■ **TO BE DONE**
Extract the text of each entry below exactly, leaving every image behind.

===== RECORD LIST

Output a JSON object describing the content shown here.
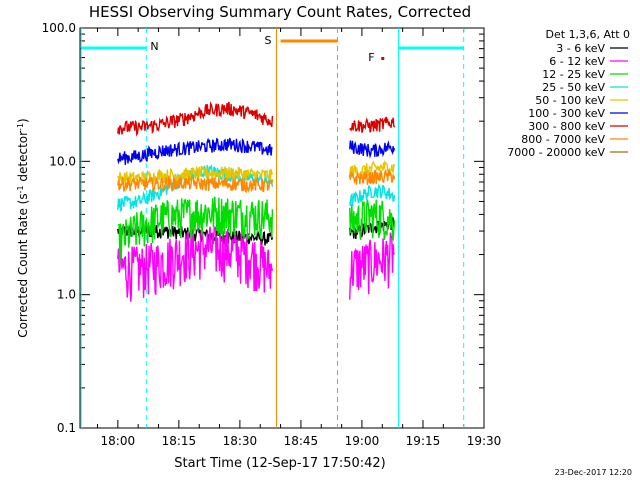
{
  "chart_data": {
    "type": "line",
    "title": "HESSI Observing Summary Count Rates, Corrected",
    "xlabel": "Start Time (12-Sep-17 17:50:42)",
    "ylabel": "Corrected Count Rate (s",
    "ylabel_sup1": "-1",
    "ylabel_mid": " detector",
    "ylabel_sup2": "-1",
    "ylabel_end": ")",
    "yscale": "log",
    "ylim": [
      0.1,
      100.0
    ],
    "xlim": [
      "17:50:42",
      "19:30:00"
    ],
    "x_ticks": [
      "18:00",
      "18:15",
      "18:30",
      "18:45",
      "19:00",
      "19:15",
      "19:30"
    ],
    "y_ticks": [
      "0.1",
      "1.0",
      "10.0",
      "100.0"
    ],
    "legend_title": "Det 1,3,6, Att 0",
    "legend_placement": "right",
    "footer_date": "23-Dec-2017 12:20",
    "markers": [
      {
        "label": "N",
        "color": "#00ffff"
      },
      {
        "label": "S",
        "color": "#ff8800"
      },
      {
        "label": "F",
        "color": "#dd0000"
      }
    ],
    "series": [
      {
        "name": "3 - 6 keV",
        "color": "#000000",
        "segments": [
          {
            "start": "18:00",
            "end": "18:38",
            "level": [
              3.0,
              3.0,
              3.0,
              2.9,
              2.8,
              2.7,
              2.7,
              2.6
            ]
          },
          {
            "start": "18:57",
            "end": "19:08",
            "level": [
              2.9,
              3.0,
              3.2,
              3.3,
              3.5
            ]
          }
        ]
      },
      {
        "name": "6 - 12 keV",
        "color": "#ff00ff",
        "segments": [
          {
            "start": "18:00",
            "end": "18:38",
            "level": [
              1.6,
              1.6,
              1.8,
              2.1,
              2.3,
              2.2,
              2.0,
              1.5
            ]
          },
          {
            "start": "18:57",
            "end": "19:08",
            "level": [
              1.6,
              1.7,
              1.8,
              1.9,
              2.1
            ]
          }
        ]
      },
      {
        "name": "12 - 25 keV",
        "color": "#00dd00",
        "segments": [
          {
            "start": "18:00",
            "end": "18:38",
            "level": [
              2.5,
              3.2,
              3.8,
              4.0,
              4.2,
              4.1,
              4.0,
              3.9
            ]
          },
          {
            "start": "18:57",
            "end": "19:08",
            "level": [
              3.5,
              3.8,
              4.0,
              3.9,
              3.6
            ]
          }
        ]
      },
      {
        "name": "25 - 50 keV",
        "color": "#00e5e5",
        "segments": [
          {
            "start": "18:00",
            "end": "18:38",
            "level": [
              4.8,
              5.0,
              6.0,
              7.5,
              8.5,
              8.0,
              7.5,
              7.0
            ]
          },
          {
            "start": "18:57",
            "end": "19:08",
            "level": [
              5.0,
              5.5,
              6.0,
              6.0,
              5.5
            ]
          }
        ]
      },
      {
        "name": "50 - 100 keV",
        "color": "#e5c500",
        "segments": [
          {
            "start": "18:00",
            "end": "18:38",
            "level": [
              7.5,
              7.5,
              7.8,
              8.0,
              8.2,
              8.2,
              8.0,
              7.8
            ]
          },
          {
            "start": "18:57",
            "end": "19:08",
            "level": [
              8.5,
              8.5,
              8.8,
              9.0,
              9.0
            ]
          }
        ]
      },
      {
        "name": "100 - 300 keV",
        "color": "#0000ee",
        "segments": [
          {
            "start": "18:00",
            "end": "18:38",
            "level": [
              10.5,
              11.0,
              12.0,
              12.5,
              13.0,
              13.5,
              13.0,
              12.0
            ]
          },
          {
            "start": "18:57",
            "end": "19:08",
            "level": [
              13.0,
              12.5,
              12.0,
              12.5,
              13.0
            ]
          }
        ]
      },
      {
        "name": "300 - 800 keV",
        "color": "#dd0000",
        "segments": [
          {
            "start": "18:00",
            "end": "18:38",
            "level": [
              18.0,
              18.0,
              19.0,
              21.0,
              24.0,
              25.0,
              23.0,
              20.0
            ]
          },
          {
            "start": "18:57",
            "end": "19:08",
            "level": [
              19.0,
              18.5,
              18.5,
              19.0,
              20.0
            ]
          }
        ]
      },
      {
        "name": "800 - 7000 keV",
        "color": "#ff8800",
        "segments": [
          {
            "start": "18:00",
            "end": "18:38",
            "level": [
              6.8,
              6.8,
              6.8,
              6.9,
              6.8,
              6.8,
              6.7,
              6.6
            ]
          },
          {
            "start": "18:57",
            "end": "19:08",
            "level": [
              7.5,
              7.5,
              7.6,
              7.7,
              7.8
            ]
          }
        ]
      },
      {
        "name": "7000 - 20000 keV",
        "color": "#a07000",
        "segments": []
      }
    ]
  }
}
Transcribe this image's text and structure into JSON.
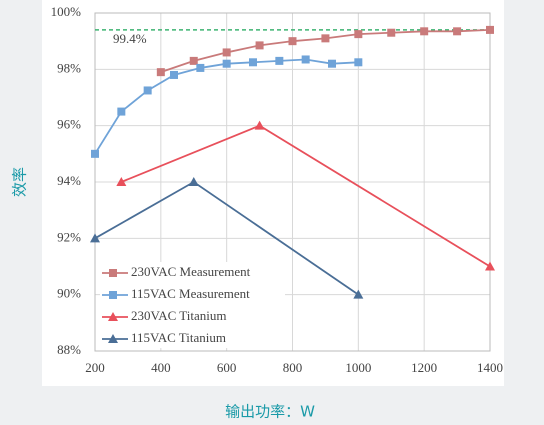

==========

■ **WRITTEN ANSWER**
Output a JSON object describing the content shown here.
{
  "chart_data": {
    "type": "line",
    "title": "HESSI Observing Summary Count Rates, Corrected",
    "xlabel": "Start Time (12-Sep-17 17:50:42)",
    "ylabel": "Corrected Count Rate (s",
    "ylabel_sup1": "-1",
    "ylabel_mid": " detector",
    "ylabel_sup2": "-1",
    "ylabel_end": ")",
    "yscale": "log",
    "ylim": [
      0.1,
      100.0
    ],
    "xlim": [
      "17:50:42",
      "19:30:00"
    ],
    "x_ticks": [
      "18:00",
      "18:15",
      "18:30",
      "18:45",
      "19:00",
      "19:15",
      "19:30"
    ],
    "y_ticks": [
      "0.1",
      "1.0",
      "10.0",
      "100.0"
    ],
    "legend_title": "Det 1,3,6, Att 0",
    "legend_placement": "right",
    "footer_date": "23-Dec-2017 12:20",
    "markers": [
      {
        "label": "N",
        "color": "#00ffff"
      },
      {
        "label": "S",
        "color": "#ff8800"
      },
      {
        "label": "F",
        "color": "#dd0000"
      }
    ],
    "series": [
      {
        "name": "3 - 6 keV",
        "color": "#000000",
        "segments": [
          {
            "start": "18:00",
            "end": "18:38",
            "level": [
              3.0,
              3.0,
              3.0,
              2.9,
              2.8,
              2.7,
              2.7,
              2.6
            ]
          },
          {
            "start": "18:57",
            "end": "19:08",
            "level": [
              2.9,
              3.0,
              3.2,
              3.3,
              3.5
            ]
          }
        ]
      },
      {
        "name": "6 - 12 keV",
        "color": "#ff00ff",
        "segments": [
          {
            "start": "18:00",
            "end": "18:38",
            "level": [
              1.6,
              1.6,
              1.8,
              2.1,
              2.3,
              2.2,
              2.0,
              1.5
            ]
          },
          {
            "start": "18:57",
            "end": "19:08",
            "level": [
              1.6,
              1.7,
              1.8,
              1.9,
              2.1
            ]
          }
        ]
      },
      {
        "name": "12 - 25 keV",
        "color": "#00dd00",
        "segments": [
          {
            "start": "18:00",
            "end": "18:38",
            "level": [
              2.5,
              3.2,
              3.8,
              4.0,
              4.2,
              4.1,
              4.0,
              3.9
            ]
          },
          {
            "start": "18:57",
            "end": "19:08",
            "level": [
              3.5,
              3.8,
              4.0,
              3.9,
              3.6
            ]
          }
        ]
      },
      {
        "name": "25 - 50 keV",
        "color": "#00e5e5",
        "segments": [
          {
            "start": "18:00",
            "end": "18:38",
            "level": [
              4.8,
              5.0,
              6.0,
              7.5,
              8.5,
              8.0,
              7.5,
              7.0
            ]
          },
          {
            "start": "18:57",
            "end": "19:08",
            "level": [
              5.0,
              5.5,
              6.0,
              6.0,
              5.5
            ]
          }
        ]
      },
      {
        "name": "50 - 100 keV",
        "color": "#e5c500",
        "segments": [
          {
            "start": "18:00",
            "end": "18:38",
            "level": [
              7.5,
              7.5,
              7.8,
              8.0,
              8.2,
              8.2,
              8.0,
              7.8
            ]
          },
          {
            "start": "18:57",
            "end": "19:08",
            "level": [
              8.5,
              8.5,
              8.8,
              9.0,
              9.0
            ]
          }
        ]
      },
      {
        "name": "100 - 300 keV",
        "color": "#0000ee",
        "segments": [
          {
            "start": "18:00",
            "end": "18:38",
            "level": [
              10.5,
              11.0,
              12.0,
              12.5,
              13.0,
              13.5,
              13.0,
              12.0
            ]
          },
          {
            "start": "18:57",
            "end": "19:08",
            "level": [
              13.0,
              12.5,
              12.0,
              12.5,
              13.0
            ]
          }
        ]
      },
      {
        "name": "300 - 800 keV",
        "color": "#dd0000",
        "segments": [
          {
            "start": "18:00",
            "end": "18:38",
            "level": [
              18.0,
              18.0,
              19.0,
              21.0,
              24.0,
              25.0,
              23.0,
              20.0
            ]
          },
          {
            "start": "18:57",
            "end": "19:08",
            "level": [
              19.0,
              18.5,
              18.5,
              19.0,
              20.0
            ]
          }
        ]
      },
      {
        "name": "800 - 7000 keV",
        "color": "#ff8800",
        "segments": [
          {
            "start": "18:00",
            "end": "18:38",
            "level": [
              6.8,
              6.8,
              6.8,
              6.9,
              6.8,
              6.8,
              6.7,
              6.6
            ]
          },
          {
            "start": "18:57",
            "end": "19:08",
            "level": [
              7.5,
              7.5,
              7.6,
              7.7,
              7.8
            ]
          }
        ]
      },
      {
        "name": "7000 - 20000 keV",
        "color": "#a07000",
        "segments": []
      }
    ]
  }
}
Transcribe this image's text and structure into JSON.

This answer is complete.